**Records supplied:**
---

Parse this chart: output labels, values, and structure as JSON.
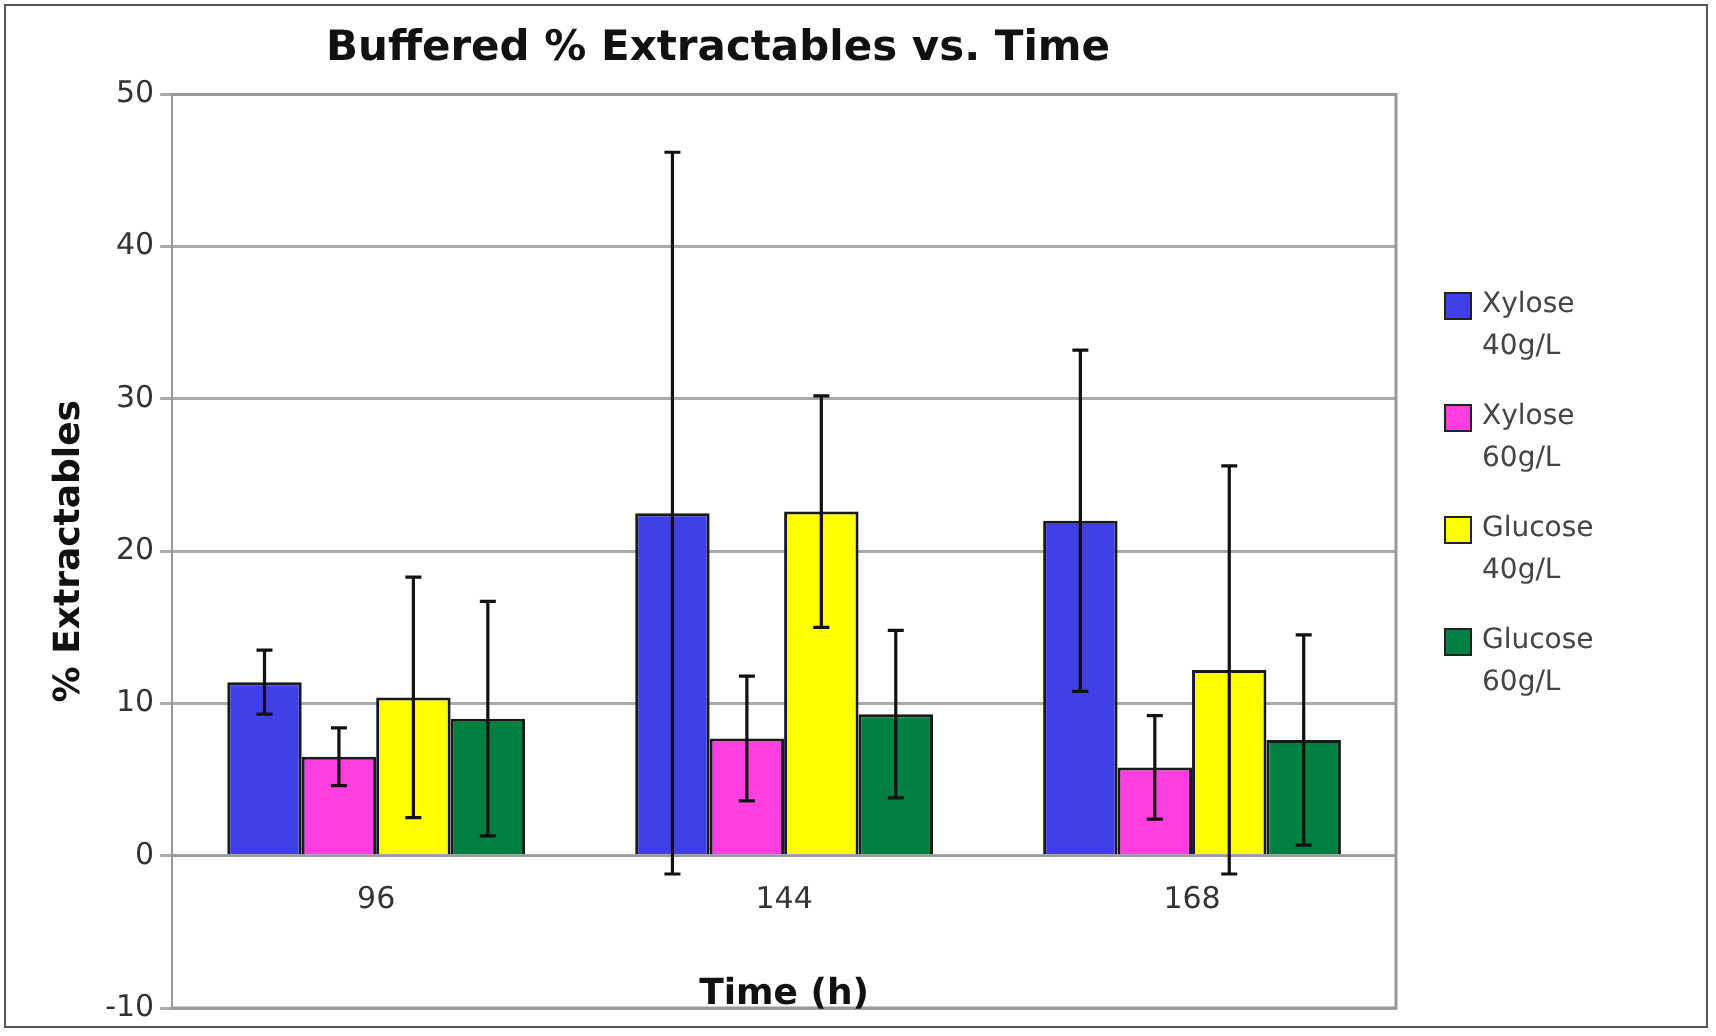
{
  "chart_data": {
    "type": "bar",
    "title": "Buffered % Extractables vs. Time",
    "xlabel": "Time (h)",
    "ylabel": "% Extractables",
    "categories": [
      "96",
      "144",
      "168"
    ],
    "series": [
      {
        "name": "Xylose 40g/L",
        "color": "#4040e8",
        "values": [
          11.4,
          22.5,
          22.0
        ],
        "errors": [
          2.1,
          23.7,
          11.2
        ]
      },
      {
        "name": "Xylose 60g/L",
        "color": "#ff40e0",
        "values": [
          6.5,
          7.7,
          5.8
        ],
        "errors": [
          1.9,
          4.1,
          3.4
        ]
      },
      {
        "name": "Glucose 40g/L",
        "color": "#ffff00",
        "values": [
          10.4,
          22.6,
          12.2
        ],
        "errors": [
          7.9,
          7.6,
          13.4
        ]
      },
      {
        "name": "Glucose 60g/L",
        "color": "#008040",
        "values": [
          9.0,
          9.3,
          7.6
        ],
        "errors": [
          7.7,
          5.5,
          6.9
        ]
      }
    ],
    "ylim": [
      -10,
      50
    ],
    "yticks": [
      -10,
      0,
      10,
      20,
      30,
      40,
      50
    ],
    "grid": "y",
    "legend": "right"
  }
}
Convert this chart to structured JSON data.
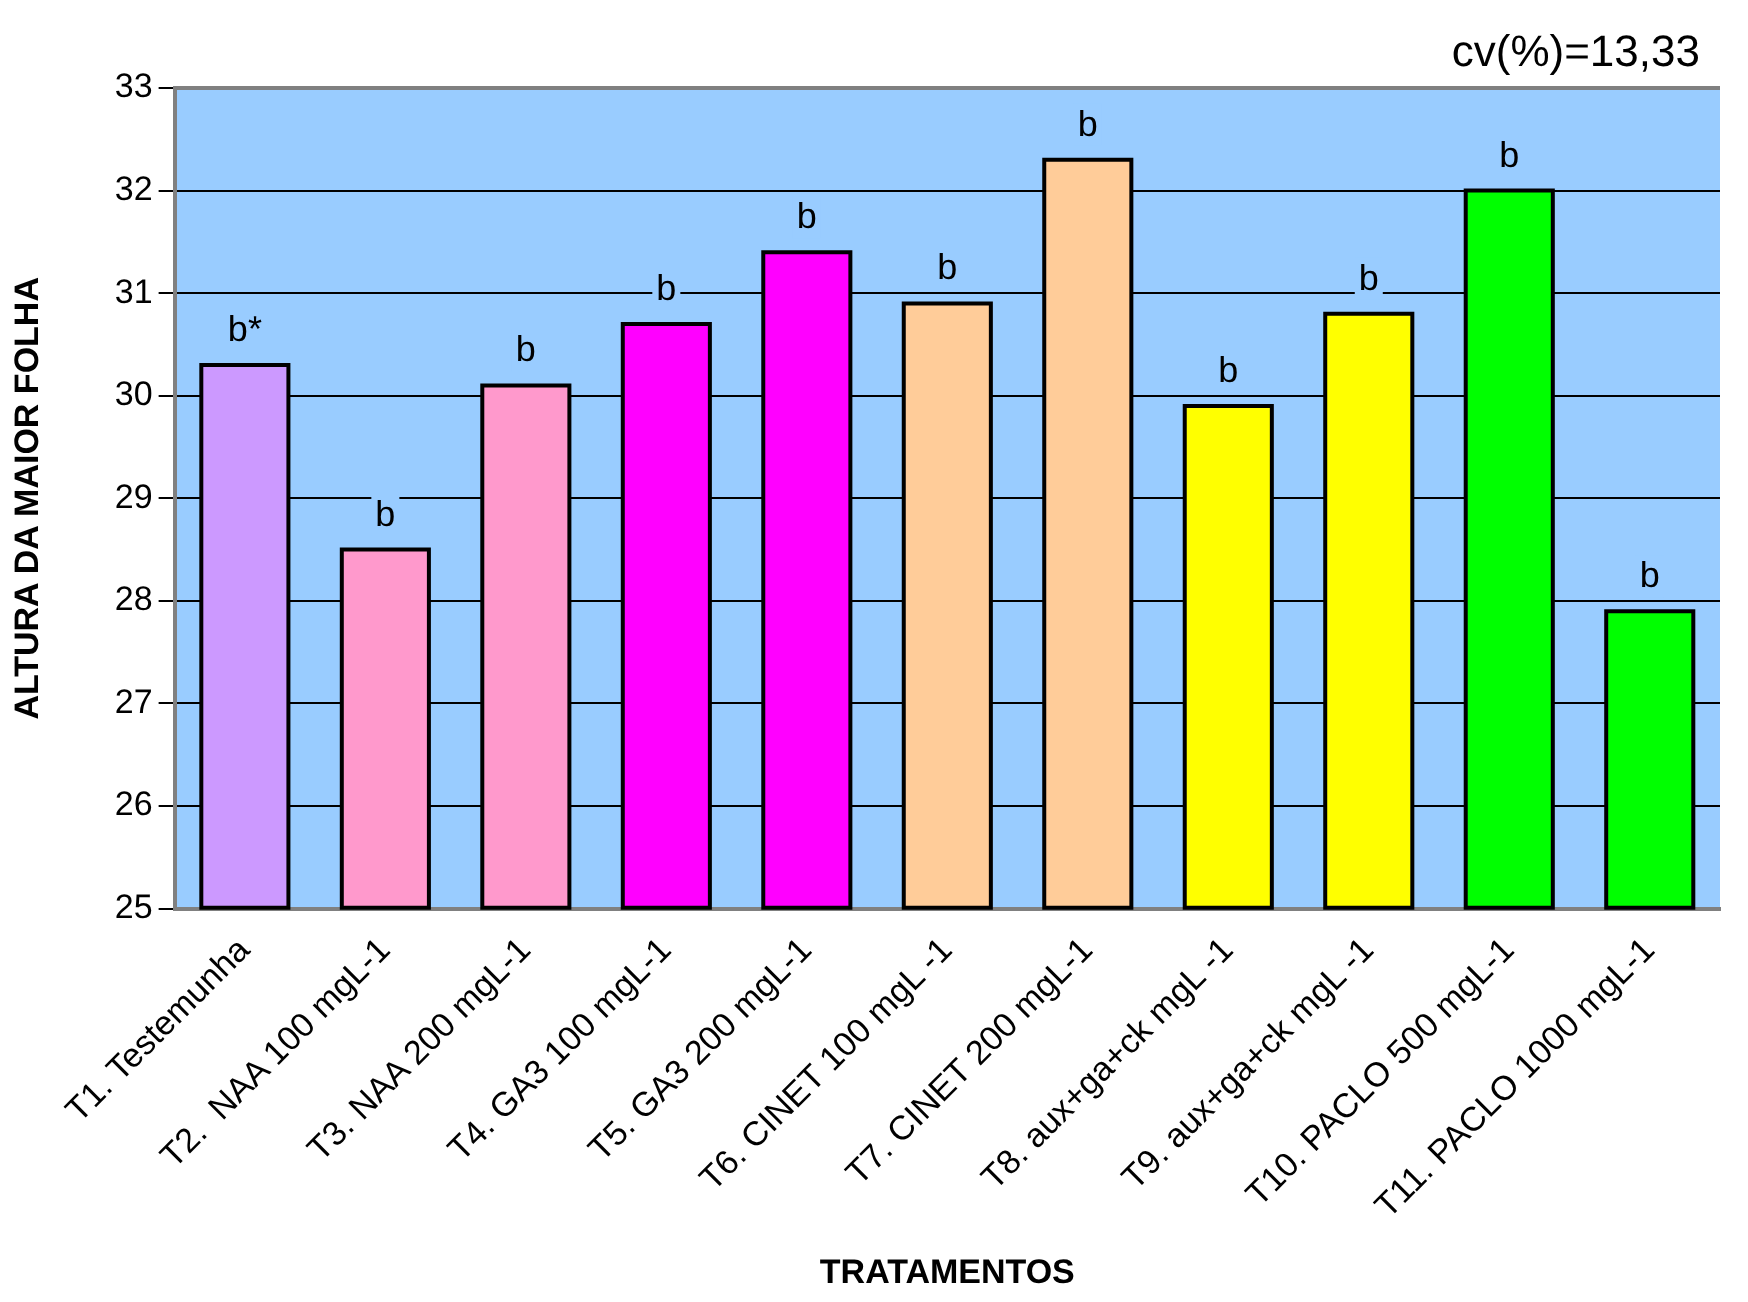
{
  "chart_data": {
    "type": "bar",
    "xlabel": "TRATAMENTOS",
    "ylabel": "ALTURA DA MAIOR FOLHA",
    "annotations": [
      "cv(%)=13,33"
    ],
    "categories": [
      "T1. Testemunha",
      "T2.  NAA 100 mgL-1",
      "T3. NAA 200 mgL-1",
      "T4. GA3 100 mgL-1",
      "T5. GA3 200 mgL-1",
      "T6. CINET 100 mgL -1",
      "T7. CINET 200 mgL-1",
      "T8. aux+ga+ck mgL -1",
      "T9. aux+ga+ck mgL -1",
      "T10. PACLO 500 mgL-1",
      "T11. PACLO 1000 mgL-1"
    ],
    "values": [
      30.3,
      28.5,
      30.1,
      30.7,
      31.4,
      30.9,
      32.3,
      29.9,
      30.8,
      32.0,
      27.9
    ],
    "colors": [
      "#cc99ff",
      "#ff99cc",
      "#ff99cc",
      "#ff00ff",
      "#ff00ff",
      "#ffcc99",
      "#ffcc99",
      "#ffff00",
      "#ffff00",
      "#00ff00",
      "#00ff00"
    ],
    "value_labels": [
      "b*",
      "b",
      "b",
      "b",
      "b",
      "b",
      "b",
      "b",
      "b",
      "b",
      "b"
    ],
    "ylim": [
      25,
      33
    ],
    "yticks": [
      25,
      26,
      27,
      28,
      29,
      30,
      31,
      32,
      33
    ],
    "grid": "y",
    "legend": false
  }
}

---

**Exercise directions:** Copy out the records above in full, exactly as written, but not the pictures.

**Exercise result:**
Parse this chart: output labels, values, and structure as JSON.
{
  "chart_data": {
    "type": "bar",
    "title": "Buffered % Extractables vs. Time",
    "xlabel": "Time (h)",
    "ylabel": "% Extractables",
    "categories": [
      "96",
      "144",
      "168"
    ],
    "series": [
      {
        "name": "Xylose 40g/L",
        "color": "#4040e8",
        "values": [
          11.4,
          22.5,
          22.0
        ],
        "errors": [
          2.1,
          23.7,
          11.2
        ]
      },
      {
        "name": "Xylose 60g/L",
        "color": "#ff40e0",
        "values": [
          6.5,
          7.7,
          5.8
        ],
        "errors": [
          1.9,
          4.1,
          3.4
        ]
      },
      {
        "name": "Glucose 40g/L",
        "color": "#ffff00",
        "values": [
          10.4,
          22.6,
          12.2
        ],
        "errors": [
          7.9,
          7.6,
          13.4
        ]
      },
      {
        "name": "Glucose 60g/L",
        "color": "#008040",
        "values": [
          9.0,
          9.3,
          7.6
        ],
        "errors": [
          7.7,
          5.5,
          6.9
        ]
      }
    ],
    "ylim": [
      -10,
      50
    ],
    "yticks": [
      -10,
      0,
      10,
      20,
      30,
      40,
      50
    ],
    "grid": "y",
    "legend": "right"
  }
}
Convert this chart to structured JSON data.
{
  "chart_data": {
    "type": "bar",
    "xlabel": "TRATAMENTOS",
    "ylabel": "ALTURA DA MAIOR FOLHA",
    "annotations": [
      "cv(%)=13,33"
    ],
    "categories": [
      "T1. Testemunha",
      "T2.  NAA 100 mgL-1",
      "T3. NAA 200 mgL-1",
      "T4. GA3 100 mgL-1",
      "T5. GA3 200 mgL-1",
      "T6. CINET 100 mgL -1",
      "T7. CINET 200 mgL-1",
      "T8. aux+ga+ck mgL -1",
      "T9. aux+ga+ck mgL -1",
      "T10. PACLO 500 mgL-1",
      "T11. PACLO 1000 mgL-1"
    ],
    "values": [
      30.3,
      28.5,
      30.1,
      30.7,
      31.4,
      30.9,
      32.3,
      29.9,
      30.8,
      32.0,
      27.9
    ],
    "colors": [
      "#cc99ff",
      "#ff99cc",
      "#ff99cc",
      "#ff00ff",
      "#ff00ff",
      "#ffcc99",
      "#ffcc99",
      "#ffff00",
      "#ffff00",
      "#00ff00",
      "#00ff00"
    ],
    "value_labels": [
      "b*",
      "b",
      "b",
      "b",
      "b",
      "b",
      "b",
      "b",
      "b",
      "b",
      "b"
    ],
    "ylim": [
      25,
      33
    ],
    "yticks": [
      25,
      26,
      27,
      28,
      29,
      30,
      31,
      32,
      33
    ],
    "grid": "y",
    "legend": false
  }
}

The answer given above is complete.